ACTIVITY:
Wherever a line in the records contains the word "period", return that line.

Figure dataset records:
*** Begin section ***
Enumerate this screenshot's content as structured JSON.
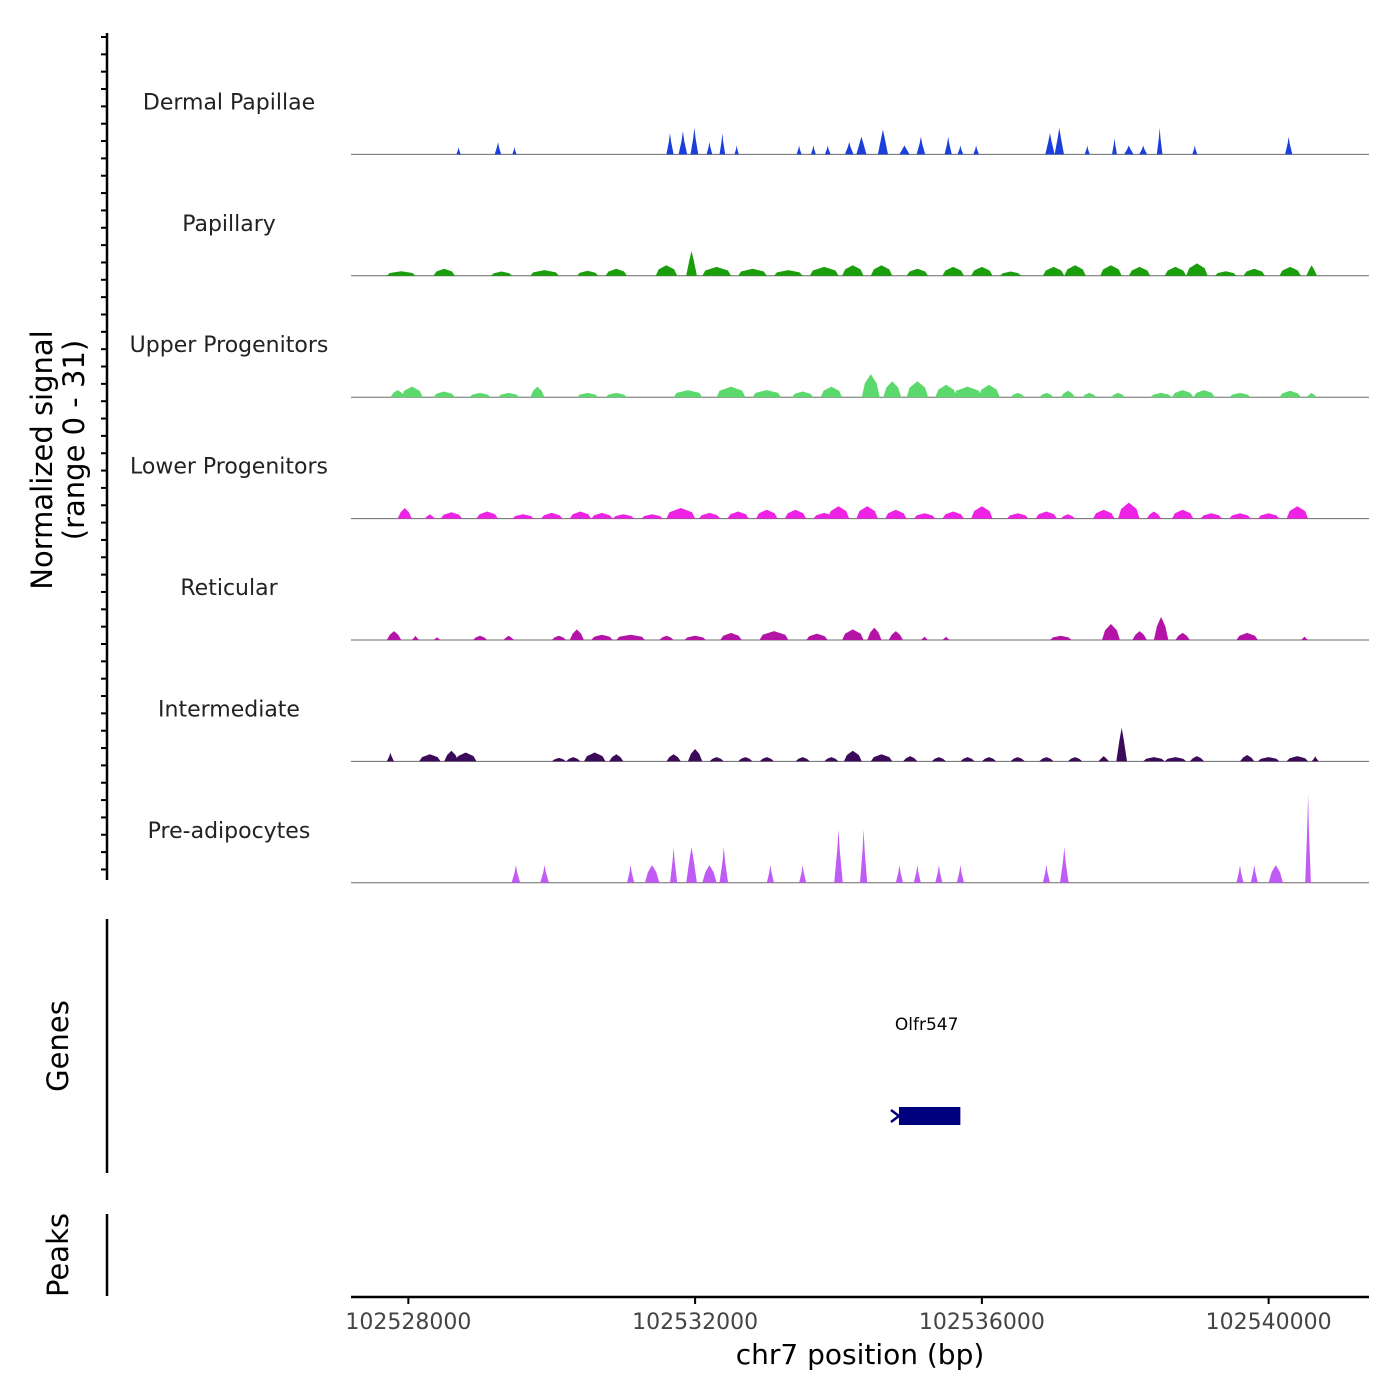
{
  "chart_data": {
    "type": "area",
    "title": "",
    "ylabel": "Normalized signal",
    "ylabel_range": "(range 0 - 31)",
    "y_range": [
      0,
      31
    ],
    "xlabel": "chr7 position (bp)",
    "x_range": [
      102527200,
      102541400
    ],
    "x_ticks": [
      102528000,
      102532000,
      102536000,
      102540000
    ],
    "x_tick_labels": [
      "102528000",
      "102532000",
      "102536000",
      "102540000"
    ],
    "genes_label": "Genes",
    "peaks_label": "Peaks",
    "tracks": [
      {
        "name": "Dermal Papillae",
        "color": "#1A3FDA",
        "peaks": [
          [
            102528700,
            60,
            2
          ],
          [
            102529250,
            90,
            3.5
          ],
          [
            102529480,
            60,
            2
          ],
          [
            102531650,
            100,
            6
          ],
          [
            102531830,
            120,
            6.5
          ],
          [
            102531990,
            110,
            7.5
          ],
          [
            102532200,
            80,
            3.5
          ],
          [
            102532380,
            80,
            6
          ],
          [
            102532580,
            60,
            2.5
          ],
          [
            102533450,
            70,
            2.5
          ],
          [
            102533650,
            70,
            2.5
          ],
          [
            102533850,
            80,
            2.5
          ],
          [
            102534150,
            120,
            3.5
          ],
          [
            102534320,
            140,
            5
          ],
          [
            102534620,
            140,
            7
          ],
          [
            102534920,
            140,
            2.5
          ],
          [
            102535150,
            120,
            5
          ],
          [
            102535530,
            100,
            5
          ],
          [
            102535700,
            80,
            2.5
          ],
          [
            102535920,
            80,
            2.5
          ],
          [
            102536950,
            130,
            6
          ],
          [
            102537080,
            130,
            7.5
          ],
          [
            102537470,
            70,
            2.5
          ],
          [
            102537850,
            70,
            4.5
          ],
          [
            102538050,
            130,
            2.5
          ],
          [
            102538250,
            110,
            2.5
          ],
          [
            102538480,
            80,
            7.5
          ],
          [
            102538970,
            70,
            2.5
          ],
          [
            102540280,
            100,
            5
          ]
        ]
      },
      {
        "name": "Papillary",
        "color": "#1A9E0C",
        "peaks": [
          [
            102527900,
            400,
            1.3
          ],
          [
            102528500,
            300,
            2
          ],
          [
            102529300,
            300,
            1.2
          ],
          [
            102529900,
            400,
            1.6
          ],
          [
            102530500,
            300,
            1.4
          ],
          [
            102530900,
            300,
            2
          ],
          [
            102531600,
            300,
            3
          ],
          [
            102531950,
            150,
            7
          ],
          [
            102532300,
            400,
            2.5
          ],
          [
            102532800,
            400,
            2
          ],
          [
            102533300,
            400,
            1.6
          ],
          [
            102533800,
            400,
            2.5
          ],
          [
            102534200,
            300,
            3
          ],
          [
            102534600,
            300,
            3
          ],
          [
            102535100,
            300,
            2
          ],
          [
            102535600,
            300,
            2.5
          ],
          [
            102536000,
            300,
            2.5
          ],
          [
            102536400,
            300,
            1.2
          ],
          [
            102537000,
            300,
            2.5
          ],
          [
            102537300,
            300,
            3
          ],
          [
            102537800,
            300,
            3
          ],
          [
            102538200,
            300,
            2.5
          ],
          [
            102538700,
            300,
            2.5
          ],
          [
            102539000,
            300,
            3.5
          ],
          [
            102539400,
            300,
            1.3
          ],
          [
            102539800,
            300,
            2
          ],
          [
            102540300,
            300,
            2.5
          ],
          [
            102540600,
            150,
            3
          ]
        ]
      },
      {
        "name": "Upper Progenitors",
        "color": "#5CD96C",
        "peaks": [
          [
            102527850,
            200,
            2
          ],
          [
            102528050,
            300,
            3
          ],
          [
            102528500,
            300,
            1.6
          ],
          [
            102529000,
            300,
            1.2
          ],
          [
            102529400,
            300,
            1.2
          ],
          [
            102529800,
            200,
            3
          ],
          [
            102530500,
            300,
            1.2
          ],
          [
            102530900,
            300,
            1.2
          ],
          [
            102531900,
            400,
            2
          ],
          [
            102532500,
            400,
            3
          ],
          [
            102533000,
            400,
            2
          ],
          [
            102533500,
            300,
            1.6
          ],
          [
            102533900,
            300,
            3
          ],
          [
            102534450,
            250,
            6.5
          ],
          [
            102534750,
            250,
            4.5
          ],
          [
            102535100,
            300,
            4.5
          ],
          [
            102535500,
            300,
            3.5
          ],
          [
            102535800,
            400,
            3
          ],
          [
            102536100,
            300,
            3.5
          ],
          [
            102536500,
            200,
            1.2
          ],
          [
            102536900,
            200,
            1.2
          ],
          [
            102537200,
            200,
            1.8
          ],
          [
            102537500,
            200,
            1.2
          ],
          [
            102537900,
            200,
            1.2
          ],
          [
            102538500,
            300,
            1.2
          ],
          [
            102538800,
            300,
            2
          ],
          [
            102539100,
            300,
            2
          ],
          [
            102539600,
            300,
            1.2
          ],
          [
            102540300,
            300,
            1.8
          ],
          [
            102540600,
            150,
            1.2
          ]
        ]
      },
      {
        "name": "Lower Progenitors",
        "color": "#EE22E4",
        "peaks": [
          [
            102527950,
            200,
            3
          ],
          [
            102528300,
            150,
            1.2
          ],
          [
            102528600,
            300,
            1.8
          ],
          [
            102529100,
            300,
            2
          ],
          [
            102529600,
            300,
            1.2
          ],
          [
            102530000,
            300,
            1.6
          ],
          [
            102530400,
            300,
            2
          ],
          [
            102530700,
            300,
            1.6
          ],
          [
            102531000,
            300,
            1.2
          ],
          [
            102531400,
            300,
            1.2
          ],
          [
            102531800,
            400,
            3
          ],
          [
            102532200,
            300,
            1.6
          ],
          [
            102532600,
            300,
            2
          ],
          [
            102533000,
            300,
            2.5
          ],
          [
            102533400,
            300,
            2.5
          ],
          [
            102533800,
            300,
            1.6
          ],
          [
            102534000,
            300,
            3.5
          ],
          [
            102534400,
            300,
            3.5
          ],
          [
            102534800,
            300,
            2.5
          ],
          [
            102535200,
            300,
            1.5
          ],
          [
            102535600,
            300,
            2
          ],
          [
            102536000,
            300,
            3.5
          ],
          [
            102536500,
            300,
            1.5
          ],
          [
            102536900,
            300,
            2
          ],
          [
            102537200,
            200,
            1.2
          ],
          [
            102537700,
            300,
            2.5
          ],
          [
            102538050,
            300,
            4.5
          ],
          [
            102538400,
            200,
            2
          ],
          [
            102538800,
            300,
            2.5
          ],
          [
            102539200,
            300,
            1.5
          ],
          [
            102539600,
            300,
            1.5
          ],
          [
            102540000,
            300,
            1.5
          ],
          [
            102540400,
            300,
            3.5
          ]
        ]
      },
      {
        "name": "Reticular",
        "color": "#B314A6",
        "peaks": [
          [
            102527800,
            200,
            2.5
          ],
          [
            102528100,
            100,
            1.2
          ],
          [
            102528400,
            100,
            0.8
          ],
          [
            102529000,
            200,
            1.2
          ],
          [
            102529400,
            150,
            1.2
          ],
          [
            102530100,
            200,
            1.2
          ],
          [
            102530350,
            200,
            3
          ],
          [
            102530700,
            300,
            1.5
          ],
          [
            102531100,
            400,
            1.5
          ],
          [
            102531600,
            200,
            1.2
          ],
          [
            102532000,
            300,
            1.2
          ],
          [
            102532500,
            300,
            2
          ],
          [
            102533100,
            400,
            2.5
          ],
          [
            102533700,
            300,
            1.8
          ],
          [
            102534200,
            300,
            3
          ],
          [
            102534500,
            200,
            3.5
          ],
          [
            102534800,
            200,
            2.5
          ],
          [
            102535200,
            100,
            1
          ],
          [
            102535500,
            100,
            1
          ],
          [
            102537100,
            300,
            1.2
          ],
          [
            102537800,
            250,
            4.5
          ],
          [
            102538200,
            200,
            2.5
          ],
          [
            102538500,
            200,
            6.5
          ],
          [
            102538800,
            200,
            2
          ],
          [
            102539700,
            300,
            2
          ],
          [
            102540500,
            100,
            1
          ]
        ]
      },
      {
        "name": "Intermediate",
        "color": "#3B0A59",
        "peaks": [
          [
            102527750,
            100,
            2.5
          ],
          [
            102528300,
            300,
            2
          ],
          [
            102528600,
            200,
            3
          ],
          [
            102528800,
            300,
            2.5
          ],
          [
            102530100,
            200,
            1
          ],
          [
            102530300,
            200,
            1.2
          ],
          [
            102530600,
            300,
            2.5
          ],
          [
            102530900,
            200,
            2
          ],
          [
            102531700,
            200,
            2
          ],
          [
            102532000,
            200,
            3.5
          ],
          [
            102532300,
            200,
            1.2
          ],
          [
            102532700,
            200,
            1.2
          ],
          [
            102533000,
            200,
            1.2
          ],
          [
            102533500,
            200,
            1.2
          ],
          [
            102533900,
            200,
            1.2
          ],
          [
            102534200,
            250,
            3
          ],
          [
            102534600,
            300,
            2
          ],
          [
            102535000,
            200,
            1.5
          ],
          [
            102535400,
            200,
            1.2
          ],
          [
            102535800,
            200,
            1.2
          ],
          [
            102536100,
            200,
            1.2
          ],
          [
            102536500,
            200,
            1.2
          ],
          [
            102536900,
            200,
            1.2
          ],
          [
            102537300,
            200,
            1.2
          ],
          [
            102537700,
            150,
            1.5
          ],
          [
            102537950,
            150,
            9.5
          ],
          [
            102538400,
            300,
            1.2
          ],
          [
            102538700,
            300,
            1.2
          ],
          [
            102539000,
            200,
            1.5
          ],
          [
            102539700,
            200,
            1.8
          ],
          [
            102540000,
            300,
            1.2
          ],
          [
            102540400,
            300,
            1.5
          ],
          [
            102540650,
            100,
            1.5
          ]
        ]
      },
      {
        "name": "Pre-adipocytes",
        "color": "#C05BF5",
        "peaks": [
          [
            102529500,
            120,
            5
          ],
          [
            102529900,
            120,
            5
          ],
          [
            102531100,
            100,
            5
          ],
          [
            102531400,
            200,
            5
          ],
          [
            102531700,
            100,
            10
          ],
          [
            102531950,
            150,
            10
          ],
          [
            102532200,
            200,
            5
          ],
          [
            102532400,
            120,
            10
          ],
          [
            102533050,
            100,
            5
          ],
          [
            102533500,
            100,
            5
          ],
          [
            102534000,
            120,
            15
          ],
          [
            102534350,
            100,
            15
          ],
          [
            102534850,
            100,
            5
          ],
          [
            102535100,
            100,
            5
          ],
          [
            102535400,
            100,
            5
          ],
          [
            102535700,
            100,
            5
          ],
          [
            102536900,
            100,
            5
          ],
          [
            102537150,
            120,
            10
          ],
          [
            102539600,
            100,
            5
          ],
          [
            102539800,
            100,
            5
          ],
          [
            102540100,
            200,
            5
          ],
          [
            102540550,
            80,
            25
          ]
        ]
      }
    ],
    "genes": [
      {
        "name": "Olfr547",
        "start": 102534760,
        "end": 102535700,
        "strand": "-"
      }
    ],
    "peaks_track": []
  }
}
*** End section ***
*** Begin section ***
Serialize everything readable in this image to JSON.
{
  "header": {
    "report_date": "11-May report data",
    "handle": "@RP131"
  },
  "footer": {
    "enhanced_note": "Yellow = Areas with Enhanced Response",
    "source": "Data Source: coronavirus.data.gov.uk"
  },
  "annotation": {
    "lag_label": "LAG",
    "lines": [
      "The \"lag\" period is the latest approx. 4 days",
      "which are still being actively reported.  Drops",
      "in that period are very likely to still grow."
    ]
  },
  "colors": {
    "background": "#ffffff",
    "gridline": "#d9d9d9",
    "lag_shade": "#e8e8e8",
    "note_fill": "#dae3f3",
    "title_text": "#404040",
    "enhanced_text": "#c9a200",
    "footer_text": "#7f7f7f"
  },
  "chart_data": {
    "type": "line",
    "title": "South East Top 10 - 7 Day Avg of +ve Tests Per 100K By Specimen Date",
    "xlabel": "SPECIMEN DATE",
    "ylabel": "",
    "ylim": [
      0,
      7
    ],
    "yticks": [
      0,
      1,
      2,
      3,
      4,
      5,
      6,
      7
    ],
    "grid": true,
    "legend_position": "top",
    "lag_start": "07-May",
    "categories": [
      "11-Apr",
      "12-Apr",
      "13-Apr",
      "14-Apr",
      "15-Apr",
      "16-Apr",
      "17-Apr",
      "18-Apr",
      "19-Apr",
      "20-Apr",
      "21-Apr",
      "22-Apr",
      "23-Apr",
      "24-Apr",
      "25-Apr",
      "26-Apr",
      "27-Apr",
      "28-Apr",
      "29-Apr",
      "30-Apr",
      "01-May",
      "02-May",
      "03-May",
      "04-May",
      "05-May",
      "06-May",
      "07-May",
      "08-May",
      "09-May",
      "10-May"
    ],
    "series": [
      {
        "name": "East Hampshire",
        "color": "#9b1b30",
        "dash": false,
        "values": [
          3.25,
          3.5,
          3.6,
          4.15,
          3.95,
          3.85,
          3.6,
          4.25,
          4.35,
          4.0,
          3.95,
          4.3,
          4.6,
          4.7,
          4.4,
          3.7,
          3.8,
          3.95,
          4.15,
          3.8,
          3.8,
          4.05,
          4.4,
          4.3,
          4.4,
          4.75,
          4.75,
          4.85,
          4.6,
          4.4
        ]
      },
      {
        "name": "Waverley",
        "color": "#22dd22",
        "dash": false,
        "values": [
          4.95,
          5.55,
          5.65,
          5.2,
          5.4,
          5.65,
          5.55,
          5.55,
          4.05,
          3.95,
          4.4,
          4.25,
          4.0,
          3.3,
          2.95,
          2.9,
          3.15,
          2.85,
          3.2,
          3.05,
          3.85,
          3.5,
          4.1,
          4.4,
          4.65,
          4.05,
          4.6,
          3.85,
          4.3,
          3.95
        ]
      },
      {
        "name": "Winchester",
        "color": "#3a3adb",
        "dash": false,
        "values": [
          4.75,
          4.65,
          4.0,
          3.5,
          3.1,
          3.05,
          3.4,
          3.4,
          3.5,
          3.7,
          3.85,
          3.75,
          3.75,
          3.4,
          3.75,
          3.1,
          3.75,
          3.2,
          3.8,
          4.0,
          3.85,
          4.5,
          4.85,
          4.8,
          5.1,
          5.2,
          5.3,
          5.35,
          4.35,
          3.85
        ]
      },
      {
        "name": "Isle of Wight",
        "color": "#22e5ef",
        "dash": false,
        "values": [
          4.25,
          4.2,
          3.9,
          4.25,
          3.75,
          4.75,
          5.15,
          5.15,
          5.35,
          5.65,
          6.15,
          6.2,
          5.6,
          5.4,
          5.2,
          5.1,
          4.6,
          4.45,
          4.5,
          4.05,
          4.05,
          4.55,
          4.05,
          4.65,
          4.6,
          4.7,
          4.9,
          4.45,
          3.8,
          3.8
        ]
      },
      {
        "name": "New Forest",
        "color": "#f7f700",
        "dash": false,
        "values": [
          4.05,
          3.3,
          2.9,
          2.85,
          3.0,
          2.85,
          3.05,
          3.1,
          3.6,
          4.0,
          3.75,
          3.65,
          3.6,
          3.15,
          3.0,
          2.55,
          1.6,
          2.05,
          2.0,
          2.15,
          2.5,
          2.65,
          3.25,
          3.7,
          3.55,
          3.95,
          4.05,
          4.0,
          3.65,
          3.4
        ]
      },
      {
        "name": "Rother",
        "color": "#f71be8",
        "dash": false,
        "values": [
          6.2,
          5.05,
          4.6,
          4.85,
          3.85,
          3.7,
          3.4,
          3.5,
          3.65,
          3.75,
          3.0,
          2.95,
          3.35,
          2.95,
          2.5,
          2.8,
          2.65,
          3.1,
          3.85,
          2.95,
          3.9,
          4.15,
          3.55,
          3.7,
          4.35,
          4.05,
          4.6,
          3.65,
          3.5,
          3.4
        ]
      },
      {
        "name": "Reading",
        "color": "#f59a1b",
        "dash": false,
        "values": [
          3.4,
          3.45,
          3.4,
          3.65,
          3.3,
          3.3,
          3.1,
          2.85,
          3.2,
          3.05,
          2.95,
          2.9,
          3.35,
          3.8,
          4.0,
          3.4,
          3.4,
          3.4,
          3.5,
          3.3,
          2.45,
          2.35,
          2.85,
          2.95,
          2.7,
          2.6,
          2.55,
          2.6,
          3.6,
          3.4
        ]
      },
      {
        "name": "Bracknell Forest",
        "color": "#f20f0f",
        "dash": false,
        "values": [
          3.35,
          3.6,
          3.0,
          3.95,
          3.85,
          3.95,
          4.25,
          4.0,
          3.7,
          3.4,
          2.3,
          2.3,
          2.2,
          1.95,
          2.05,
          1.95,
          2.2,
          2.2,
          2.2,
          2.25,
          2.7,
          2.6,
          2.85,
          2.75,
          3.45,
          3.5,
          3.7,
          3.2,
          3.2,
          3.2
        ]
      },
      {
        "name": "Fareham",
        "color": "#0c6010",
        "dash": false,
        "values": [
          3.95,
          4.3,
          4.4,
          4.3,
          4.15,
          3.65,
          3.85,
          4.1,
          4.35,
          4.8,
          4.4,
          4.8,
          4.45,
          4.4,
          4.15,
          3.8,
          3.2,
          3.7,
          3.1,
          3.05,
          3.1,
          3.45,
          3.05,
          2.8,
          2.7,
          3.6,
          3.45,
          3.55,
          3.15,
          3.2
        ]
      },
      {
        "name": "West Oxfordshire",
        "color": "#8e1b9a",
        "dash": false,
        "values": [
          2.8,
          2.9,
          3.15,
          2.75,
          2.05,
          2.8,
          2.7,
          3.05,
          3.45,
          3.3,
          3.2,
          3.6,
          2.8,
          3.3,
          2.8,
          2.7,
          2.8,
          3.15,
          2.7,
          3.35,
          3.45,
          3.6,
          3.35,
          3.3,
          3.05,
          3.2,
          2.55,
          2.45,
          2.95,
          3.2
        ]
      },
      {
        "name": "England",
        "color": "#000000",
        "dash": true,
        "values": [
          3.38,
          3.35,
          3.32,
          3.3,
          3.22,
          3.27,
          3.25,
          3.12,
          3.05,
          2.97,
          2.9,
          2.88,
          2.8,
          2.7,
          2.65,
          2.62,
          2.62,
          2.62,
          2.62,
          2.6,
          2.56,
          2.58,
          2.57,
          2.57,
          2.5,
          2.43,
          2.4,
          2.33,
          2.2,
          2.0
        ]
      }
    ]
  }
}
*** End section ***
EXERCISE SOLUTION:
      "The \"lag\" period is the latest approx. 4 days",
      "in that period are very likely to still grow."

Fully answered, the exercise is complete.